**Source material**
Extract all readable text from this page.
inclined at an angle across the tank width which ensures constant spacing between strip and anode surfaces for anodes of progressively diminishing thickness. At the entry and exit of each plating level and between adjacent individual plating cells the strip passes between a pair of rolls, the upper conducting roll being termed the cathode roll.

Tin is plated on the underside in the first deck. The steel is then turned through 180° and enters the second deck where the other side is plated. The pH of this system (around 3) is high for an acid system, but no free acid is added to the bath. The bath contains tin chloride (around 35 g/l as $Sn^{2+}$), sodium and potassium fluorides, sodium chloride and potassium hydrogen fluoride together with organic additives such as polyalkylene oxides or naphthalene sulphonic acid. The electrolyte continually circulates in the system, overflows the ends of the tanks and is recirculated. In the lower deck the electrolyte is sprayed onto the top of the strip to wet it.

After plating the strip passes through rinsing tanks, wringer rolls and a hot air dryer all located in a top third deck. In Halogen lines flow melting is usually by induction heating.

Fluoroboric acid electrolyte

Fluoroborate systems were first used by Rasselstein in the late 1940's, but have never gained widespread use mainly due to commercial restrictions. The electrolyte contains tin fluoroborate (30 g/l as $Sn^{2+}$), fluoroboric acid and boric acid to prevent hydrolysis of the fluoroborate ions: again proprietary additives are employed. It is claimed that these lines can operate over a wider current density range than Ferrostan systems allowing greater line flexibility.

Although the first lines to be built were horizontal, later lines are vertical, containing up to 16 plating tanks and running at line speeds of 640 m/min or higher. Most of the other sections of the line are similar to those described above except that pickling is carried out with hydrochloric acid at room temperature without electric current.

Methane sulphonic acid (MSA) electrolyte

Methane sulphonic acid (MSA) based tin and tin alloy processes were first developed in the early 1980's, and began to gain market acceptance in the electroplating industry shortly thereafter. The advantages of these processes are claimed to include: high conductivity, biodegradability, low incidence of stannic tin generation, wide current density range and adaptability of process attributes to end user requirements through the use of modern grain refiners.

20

**What the task requires**
Return the whole listing exactly, with every line included.

**Finished task**
Extract all readable text from this page.
inclined at an angle across the tank width which ensures constant spacing between strip and anode surfaces for anodes of progressively diminishing thickness. At the entry and exit of each plating level and between adjacent individual plating cells the strip passes between a pair of rolls, the upper conducting roll being termed the cathode roll.

Tin is plated on the underside in the first deck. The steel is then turned through 180° and enters the second deck where the other side is plated. The pH of this system (around 3) is high for an acid system, but no free acid is added to the bath. The bath contains tin chloride (around 35 g/l as $Sn^{2+}$), sodium and potassium fluorides, sodium chloride and potassium hydrogen fluoride together with organic additives such as polyalkylene oxides or naphthalene sulphonic acid. The electrolyte continually circulates in the system, overflows the ends of the tanks and is recirculated. In the lower deck the electrolyte is sprayed onto the top of the strip to wet it.

After plating the strip passes through rinsing tanks, wringer rolls and a hot air dryer all located in a top third deck. In Halogen lines flow melting is usually by induction heating.

Fluoroboric acid electrolyte

Fluoroborate systems were first used by Rasselstein in the late 1940's, but have never gained widespread use mainly due to commercial restrictions. The electrolyte contains tin fluoroborate (30 g/l as $Sn^{2+}$), fluoroboric acid and boric acid to prevent hydrolysis of the fluoroborate ions: again proprietary additives are employed. It is claimed that these lines can operate over a wider current density range than Ferrostan systems allowing greater line flexibility.

Although the first lines to be built were horizontal, later lines are vertical, containing up to 16 plating tanks and running at line speeds of 640 m/min or higher. Most of the other sections of the line are similar to those described above except that pickling is carried out with hydrochloric acid at room temperature without electric current.

Methane sulphonic acid (MSA) electrolyte

Methane sulphonic acid (MSA) based tin and tin alloy processes were first developed in the early 1980's, and began to gain market acceptance in the electroplating industry shortly thereafter. The advantages of these processes are claimed to include: high conductivity, biodegradability, low incidence of stannic tin generation, wide current density range and adaptability of process attributes to end user requirements through the use of modern grain refiners.

20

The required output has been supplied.